Output the material below unchanged, apart from leaving out the pictures.

================

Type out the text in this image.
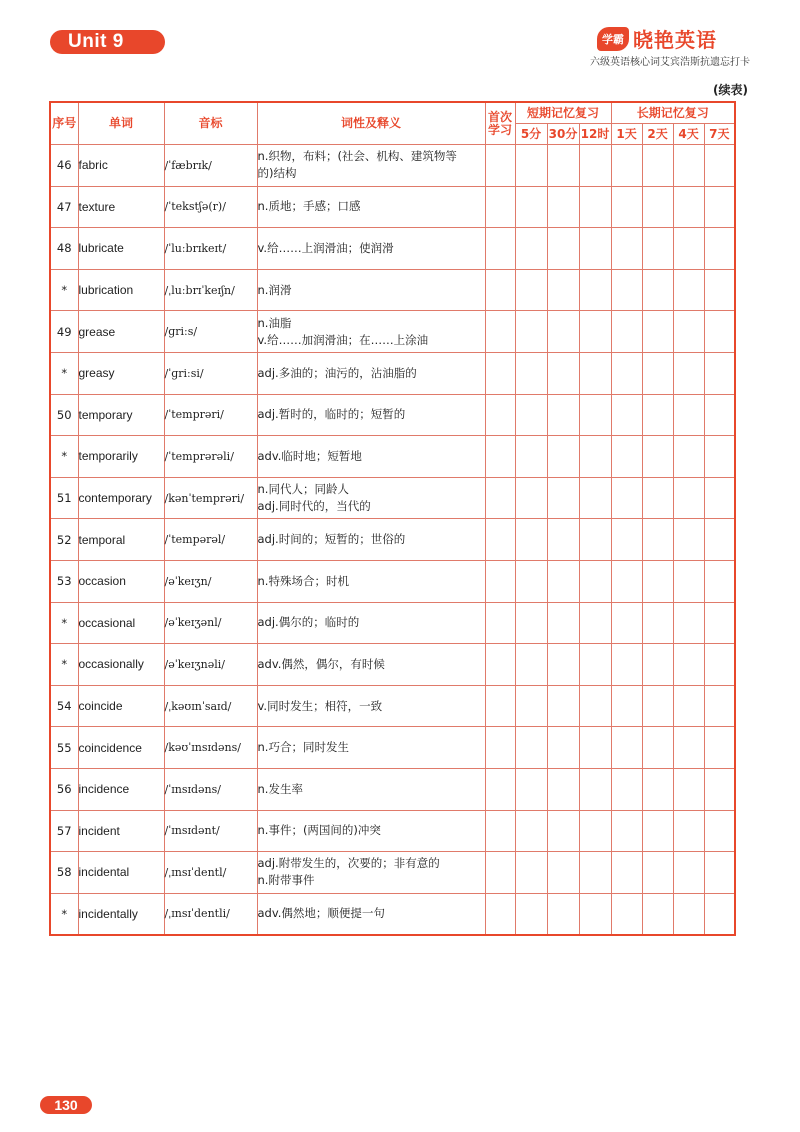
Unit 9	学霸 晓艳英语
六级英语核心词艾宾浩斯抗遗忘打卡
(续表)
序号	单词	音标	词性及释义	首次学习	短期记忆复习			长期记忆复习			
					5分	30分	12时	1天	2天	4天	7天
46	fabric	/ˈfæbrɪk/	n.织物，布料；(社会、机构、建筑物等
的)结构								

47	texture	/ˈtekstʃə(r)/	n.质地；手感；口感								

48	lubricate	/ˈluːbrɪkeɪt/	v.给……上润滑油；使润滑								

*	lubrication	/ˌluːbrɪˈkeɪʃn/	n.润滑								

49	grease	/ɡriːs/	n.油脂
v.给……加润滑油；在……上涂油								

*	greasy	/ˈɡriːsi/	adj.多油的；油污的，沾油脂的								

50	temporary	/ˈtemprəri/	adj.暂时的，临时的；短暂的								

*	temporarily	/ˈtemprərəli/	adv.临时地；短暂地								

51	contemporary	/kənˈtemprəri/	n.同代人；同龄人
adj.同时代的，当代的								

52	temporal	/ˈtempərəl/	adj.时间的；短暂的；世俗的								

53	occasion	/əˈkeɪʒn/	n.特殊场合；时机								

*	occasional	/əˈkeɪʒənl/	adj.偶尔的；临时的								

*	occasionally	/əˈkeɪʒnəli/	adv.偶然，偶尔，有时候								

54	coincide	/ˌkəʊɪnˈsaɪd/	v.同时发生；相符，一致								

55	coincidence	/kəʊˈɪnsɪdəns/	n.巧合；同时发生								

56	incidence	/ˈɪnsɪdəns/	n.发生率								

57	incident	/ˈɪnsɪdənt/	n.事件；(两国间的)冲突								

58	incidental	/ˌɪnsɪˈdentl/	adj.附带发生的，次要的；非有意的
n.附带事件								

*	incidentally	/ˌɪnsɪˈdentli/	adv.偶然地；顺便提一句								

130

================

_PROBLEM SOLUTION_
Type out the text in this image.
Unit 9	学霸 晓艳英语
六级英语核心词艾宾浩斯抗遗忘打卡
(续表)
序号	单词	音标	词性及释义	首次学习	短期记忆复习			长期记忆复习			
					5分	30分	12时	1天	2天	4天	7天
46	fabric	/ˈfæbrɪk/	n.织物，布料；(社会、机构、建筑物等
的)结构								

47	texture	/ˈtekstʃə(r)/	n.质地；手感；口感								

48	lubricate	/ˈluːbrɪkeɪt/	v.给……上润滑油；使润滑								

*	lubrication	/ˌluːbrɪˈkeɪʃn/	n.润滑								

49	grease	/ɡriːs/	n.油脂
v.给……加润滑油；在……上涂油								

*	greasy	/ˈɡriːsi/	adj.多油的；油污的，沾油脂的								

50	temporary	/ˈtemprəri/	adj.暂时的，临时的；短暂的								

*	temporarily	/ˈtemprərəli/	adv.临时地；短暂地								

51	contemporary	/kənˈtemprəri/	n.同代人；同龄人
adj.同时代的，当代的								

52	temporal	/ˈtempərəl/	adj.时间的；短暂的；世俗的								

53	occasion	/əˈkeɪʒn/	n.特殊场合；时机								

*	occasional	/əˈkeɪʒənl/	adj.偶尔的；临时的								

*	occasionally	/əˈkeɪʒnəli/	adv.偶然，偶尔，有时候								

54	coincide	/ˌkəʊɪnˈsaɪd/	v.同时发生；相符，一致								

55	coincidence	/kəʊˈɪnsɪdəns/	n.巧合；同时发生								

56	incidence	/ˈɪnsɪdəns/	n.发生率								

57	incident	/ˈɪnsɪdənt/	n.事件；(两国间的)冲突								

58	incidental	/ˌɪnsɪˈdentl/	adj.附带发生的，次要的；非有意的
n.附带事件								

*	incidentally	/ˌɪnsɪˈdentli/	adv.偶然地；顺便提一句								

130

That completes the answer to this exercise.